Instructions for the task -
Reproduce the entries below in full, word for word.

+ + + +

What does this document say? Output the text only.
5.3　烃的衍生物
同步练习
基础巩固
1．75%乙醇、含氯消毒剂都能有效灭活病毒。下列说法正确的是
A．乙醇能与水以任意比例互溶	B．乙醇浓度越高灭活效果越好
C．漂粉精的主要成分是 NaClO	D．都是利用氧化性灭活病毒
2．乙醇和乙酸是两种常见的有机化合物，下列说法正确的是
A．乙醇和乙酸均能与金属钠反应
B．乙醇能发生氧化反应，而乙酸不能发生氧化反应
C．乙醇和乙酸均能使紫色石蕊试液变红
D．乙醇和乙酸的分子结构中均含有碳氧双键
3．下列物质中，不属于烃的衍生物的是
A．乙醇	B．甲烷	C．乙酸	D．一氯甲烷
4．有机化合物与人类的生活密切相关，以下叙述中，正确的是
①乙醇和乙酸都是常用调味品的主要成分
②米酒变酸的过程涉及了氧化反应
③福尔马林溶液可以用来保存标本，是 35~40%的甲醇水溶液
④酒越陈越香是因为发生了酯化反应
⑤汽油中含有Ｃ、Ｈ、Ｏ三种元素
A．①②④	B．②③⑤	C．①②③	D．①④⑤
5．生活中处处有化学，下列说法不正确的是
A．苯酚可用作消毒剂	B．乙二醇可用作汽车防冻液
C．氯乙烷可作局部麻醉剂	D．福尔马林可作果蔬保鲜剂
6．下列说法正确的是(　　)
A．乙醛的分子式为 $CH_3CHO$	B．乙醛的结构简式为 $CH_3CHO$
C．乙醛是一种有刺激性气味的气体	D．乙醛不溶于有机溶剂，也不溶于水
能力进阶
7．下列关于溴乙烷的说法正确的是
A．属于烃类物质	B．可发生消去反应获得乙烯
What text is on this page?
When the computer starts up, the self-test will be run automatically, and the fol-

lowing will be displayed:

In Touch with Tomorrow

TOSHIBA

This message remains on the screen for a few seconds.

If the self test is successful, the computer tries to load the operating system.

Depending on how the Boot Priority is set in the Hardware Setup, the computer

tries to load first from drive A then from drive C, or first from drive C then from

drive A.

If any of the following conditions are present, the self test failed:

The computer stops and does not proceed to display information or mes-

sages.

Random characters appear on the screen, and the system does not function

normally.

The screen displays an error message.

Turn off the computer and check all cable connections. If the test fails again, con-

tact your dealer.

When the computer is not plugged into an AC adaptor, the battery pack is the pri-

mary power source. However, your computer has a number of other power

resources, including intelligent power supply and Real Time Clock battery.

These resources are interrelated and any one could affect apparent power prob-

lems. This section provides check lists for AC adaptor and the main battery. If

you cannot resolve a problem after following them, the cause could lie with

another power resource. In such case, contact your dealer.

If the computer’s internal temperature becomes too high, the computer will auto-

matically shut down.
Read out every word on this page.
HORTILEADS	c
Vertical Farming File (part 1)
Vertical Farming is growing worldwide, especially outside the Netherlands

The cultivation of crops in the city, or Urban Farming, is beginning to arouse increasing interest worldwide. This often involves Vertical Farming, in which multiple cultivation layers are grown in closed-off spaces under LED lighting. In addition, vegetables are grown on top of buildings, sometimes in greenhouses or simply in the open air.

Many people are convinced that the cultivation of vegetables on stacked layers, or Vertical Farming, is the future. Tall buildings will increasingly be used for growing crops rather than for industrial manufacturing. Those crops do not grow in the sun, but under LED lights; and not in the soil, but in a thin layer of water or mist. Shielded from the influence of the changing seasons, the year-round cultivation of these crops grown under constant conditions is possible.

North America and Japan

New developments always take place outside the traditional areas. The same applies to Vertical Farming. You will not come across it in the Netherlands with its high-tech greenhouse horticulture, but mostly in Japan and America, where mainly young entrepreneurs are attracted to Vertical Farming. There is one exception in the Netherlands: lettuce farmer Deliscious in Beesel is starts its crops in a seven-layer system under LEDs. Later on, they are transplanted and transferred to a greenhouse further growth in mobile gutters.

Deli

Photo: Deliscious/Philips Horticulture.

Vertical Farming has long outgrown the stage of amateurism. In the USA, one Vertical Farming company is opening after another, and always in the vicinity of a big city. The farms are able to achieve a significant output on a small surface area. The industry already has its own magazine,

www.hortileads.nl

+ + + +

Output of the task -
What does this document say? Output the text only.
5.3　烃的衍生物
同步练习
基础巩固
1．75%乙醇、含氯消毒剂都能有效灭活病毒。下列说法正确的是
A．乙醇能与水以任意比例互溶	B．乙醇浓度越高灭活效果越好
C．漂粉精的主要成分是 NaClO	D．都是利用氧化性灭活病毒
2．乙醇和乙酸是两种常见的有机化合物，下列说法正确的是
A．乙醇和乙酸均能与金属钠反应
B．乙醇能发生氧化反应，而乙酸不能发生氧化反应
C．乙醇和乙酸均能使紫色石蕊试液变红
D．乙醇和乙酸的分子结构中均含有碳氧双键
3．下列物质中，不属于烃的衍生物的是
A．乙醇	B．甲烷	C．乙酸	D．一氯甲烷
4．有机化合物与人类的生活密切相关，以下叙述中，正确的是
①乙醇和乙酸都是常用调味品的主要成分
②米酒变酸的过程涉及了氧化反应
③福尔马林溶液可以用来保存标本，是 35~40%的甲醇水溶液
④酒越陈越香是因为发生了酯化反应
⑤汽油中含有Ｃ、Ｈ、Ｏ三种元素
A．①②④	B．②③⑤	C．①②③	D．①④⑤
5．生活中处处有化学，下列说法不正确的是
A．苯酚可用作消毒剂	B．乙二醇可用作汽车防冻液
C．氯乙烷可作局部麻醉剂	D．福尔马林可作果蔬保鲜剂
6．下列说法正确的是(　　)
A．乙醛的分子式为 $CH_3CHO$	B．乙醛的结构简式为 $CH_3CHO$
C．乙醛是一种有刺激性气味的气体	D．乙醛不溶于有机溶剂，也不溶于水
能力进阶
7．下列关于溴乙烷的说法正确的是
A．属于烃类物质	B．可发生消去反应获得乙烯
What text is on this page?
When the computer starts up, the self-test will be run automatically, and the fol-

lowing will be displayed:

In Touch with Tomorrow

TOSHIBA

This message remains on the screen for a few seconds.

If the self test is successful, the computer tries to load the operating system.

Depending on how the Boot Priority is set in the Hardware Setup, the computer

tries to load first from drive A then from drive C, or first from drive C then from

drive A.

If any of the following conditions are present, the self test failed:

The computer stops and does not proceed to display information or mes-

sages.

Random characters appear on the screen, and the system does not function

normally.

The screen displays an error message.

Turn off the computer and check all cable connections. If the test fails again, con-

tact your dealer.

When the computer is not plugged into an AC adaptor, the battery pack is the pri-

mary power source. However, your computer has a number of other power

resources, including intelligent power supply and Real Time Clock battery.

These resources are interrelated and any one could affect apparent power prob-

lems. This section provides check lists for AC adaptor and the main battery. If

you cannot resolve a problem after following them, the cause could lie with

another power resource. In such case, contact your dealer.

If the computer’s internal temperature becomes too high, the computer will auto-

matically shut down.
Read out every word on this page.
HORTILEADS	c
Vertical Farming File (part 1)
Vertical Farming is growing worldwide, especially outside the Netherlands

The cultivation of crops in the city, or Urban Farming, is beginning to arouse increasing interest worldwide. This often involves Vertical Farming, in which multiple cultivation layers are grown in closed-off spaces under LED lighting. In addition, vegetables are grown on top of buildings, sometimes in greenhouses or simply in the open air.

Many people are convinced that the cultivation of vegetables on stacked layers, or Vertical Farming, is the future. Tall buildings will increasingly be used for growing crops rather than for industrial manufacturing. Those crops do not grow in the sun, but under LED lights; and not in the soil, but in a thin layer of water or mist. Shielded from the influence of the changing seasons, the year-round cultivation of these crops grown under constant conditions is possible.

North America and Japan

New developments always take place outside the traditional areas. The same applies to Vertical Farming. You will not come across it in the Netherlands with its high-tech greenhouse horticulture, but mostly in Japan and America, where mainly young entrepreneurs are attracted to Vertical Farming. There is one exception in the Netherlands: lettuce farmer Deliscious in Beesel is starts its crops in a seven-layer system under LEDs. Later on, they are transplanted and transferred to a greenhouse further growth in mobile gutters.

Deli

Photo: Deliscious/Philips Horticulture.

Vertical Farming has long outgrown the stage of amateurism. In the USA, one Vertical Farming company is opening after another, and always in the vicinity of a big city. The farms are able to achieve a significant output on a small surface area. The industry already has its own magazine,

www.hortileads.nl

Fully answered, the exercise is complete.